The entire listing is to be repeated verbatim.

--

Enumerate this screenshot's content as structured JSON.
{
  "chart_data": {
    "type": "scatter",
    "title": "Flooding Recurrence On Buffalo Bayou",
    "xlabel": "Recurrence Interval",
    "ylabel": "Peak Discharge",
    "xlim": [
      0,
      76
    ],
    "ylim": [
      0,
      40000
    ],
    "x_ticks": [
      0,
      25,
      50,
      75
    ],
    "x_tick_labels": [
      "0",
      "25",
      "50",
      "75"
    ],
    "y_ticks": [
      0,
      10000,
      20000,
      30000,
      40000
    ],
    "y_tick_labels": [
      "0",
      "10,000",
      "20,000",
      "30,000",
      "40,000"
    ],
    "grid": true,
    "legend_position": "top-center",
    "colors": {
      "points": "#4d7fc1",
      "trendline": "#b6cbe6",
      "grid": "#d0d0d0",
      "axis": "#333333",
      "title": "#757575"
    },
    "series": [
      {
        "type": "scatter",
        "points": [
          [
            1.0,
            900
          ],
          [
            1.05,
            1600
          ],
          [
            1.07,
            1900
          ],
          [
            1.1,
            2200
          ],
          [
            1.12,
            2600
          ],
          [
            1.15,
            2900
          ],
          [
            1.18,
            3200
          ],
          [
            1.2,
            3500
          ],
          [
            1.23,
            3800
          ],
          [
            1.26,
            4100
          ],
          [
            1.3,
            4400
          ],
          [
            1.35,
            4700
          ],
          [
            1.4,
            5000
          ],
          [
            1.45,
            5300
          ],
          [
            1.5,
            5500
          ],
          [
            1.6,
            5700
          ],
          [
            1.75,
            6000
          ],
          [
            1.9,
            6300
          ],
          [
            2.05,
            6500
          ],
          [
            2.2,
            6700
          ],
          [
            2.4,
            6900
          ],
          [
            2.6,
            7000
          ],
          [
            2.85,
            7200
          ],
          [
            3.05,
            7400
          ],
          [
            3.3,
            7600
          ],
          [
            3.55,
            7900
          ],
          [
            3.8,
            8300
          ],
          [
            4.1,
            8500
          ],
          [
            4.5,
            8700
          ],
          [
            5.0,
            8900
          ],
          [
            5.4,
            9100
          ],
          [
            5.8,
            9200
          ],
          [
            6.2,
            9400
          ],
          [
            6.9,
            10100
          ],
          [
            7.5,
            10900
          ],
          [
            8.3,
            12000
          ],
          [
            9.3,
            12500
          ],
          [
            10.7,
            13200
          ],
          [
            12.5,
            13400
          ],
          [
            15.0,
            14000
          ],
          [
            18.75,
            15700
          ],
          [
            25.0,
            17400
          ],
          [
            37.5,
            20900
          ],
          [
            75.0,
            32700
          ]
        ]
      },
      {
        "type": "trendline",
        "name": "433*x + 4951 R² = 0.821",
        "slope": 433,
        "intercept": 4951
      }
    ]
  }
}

--

COMPLETED EXERCISE:
Enumerate this screenshot's content as structured JSON.
{
  "chart_data": {
    "type": "scatter",
    "title": "Flooding Recurrence On Buffalo Bayou",
    "xlabel": "Recurrence Interval",
    "ylabel": "Peak Discharge",
    "xlim": [
      0,
      76
    ],
    "ylim": [
      0,
      40000
    ],
    "x_ticks": [
      0,
      25,
      50,
      75
    ],
    "x_tick_labels": [
      "0",
      "25",
      "50",
      "75"
    ],
    "y_ticks": [
      0,
      10000,
      20000,
      30000,
      40000
    ],
    "y_tick_labels": [
      "0",
      "10,000",
      "20,000",
      "30,000",
      "40,000"
    ],
    "grid": true,
    "legend_position": "top-center",
    "colors": {
      "points": "#4d7fc1",
      "trendline": "#b6cbe6",
      "grid": "#d0d0d0",
      "axis": "#333333",
      "title": "#757575"
    },
    "series": [
      {
        "type": "scatter",
        "points": [
          [
            1.0,
            900
          ],
          [
            1.05,
            1600
          ],
          [
            1.07,
            1900
          ],
          [
            1.1,
            2200
          ],
          [
            1.12,
            2600
          ],
          [
            1.15,
            2900
          ],
          [
            1.18,
            3200
          ],
          [
            1.2,
            3500
          ],
          [
            1.23,
            3800
          ],
          [
            1.26,
            4100
          ],
          [
            1.3,
            4400
          ],
          [
            1.35,
            4700
          ],
          [
            1.4,
            5000
          ],
          [
            1.45,
            5300
          ],
          [
            1.5,
            5500
          ],
          [
            1.6,
            5700
          ],
          [
            1.75,
            6000
          ],
          [
            1.9,
            6300
          ],
          [
            2.05,
            6500
          ],
          [
            2.2,
            6700
          ],
          [
            2.4,
            6900
          ],
          [
            2.6,
            7000
          ],
          [
            2.85,
            7200
          ],
          [
            3.05,
            7400
          ],
          [
            3.3,
            7600
          ],
          [
            3.55,
            7900
          ],
          [
            3.8,
            8300
          ],
          [
            4.1,
            8500
          ],
          [
            4.5,
            8700
          ],
          [
            5.0,
            8900
          ],
          [
            5.4,
            9100
          ],
          [
            5.8,
            9200
          ],
          [
            6.2,
            9400
          ],
          [
            6.9,
            10100
          ],
          [
            7.5,
            10900
          ],
          [
            8.3,
            12000
          ],
          [
            9.3,
            12500
          ],
          [
            10.7,
            13200
          ],
          [
            12.5,
            13400
          ],
          [
            15.0,
            14000
          ],
          [
            18.75,
            15700
          ],
          [
            25.0,
            17400
          ],
          [
            37.5,
            20900
          ],
          [
            75.0,
            32700
          ]
        ]
      },
      {
        "type": "trendline",
        "name": "433*x + 4951 R² = 0.821",
        "slope": 433,
        "intercept": 4951
      }
    ]
  }
}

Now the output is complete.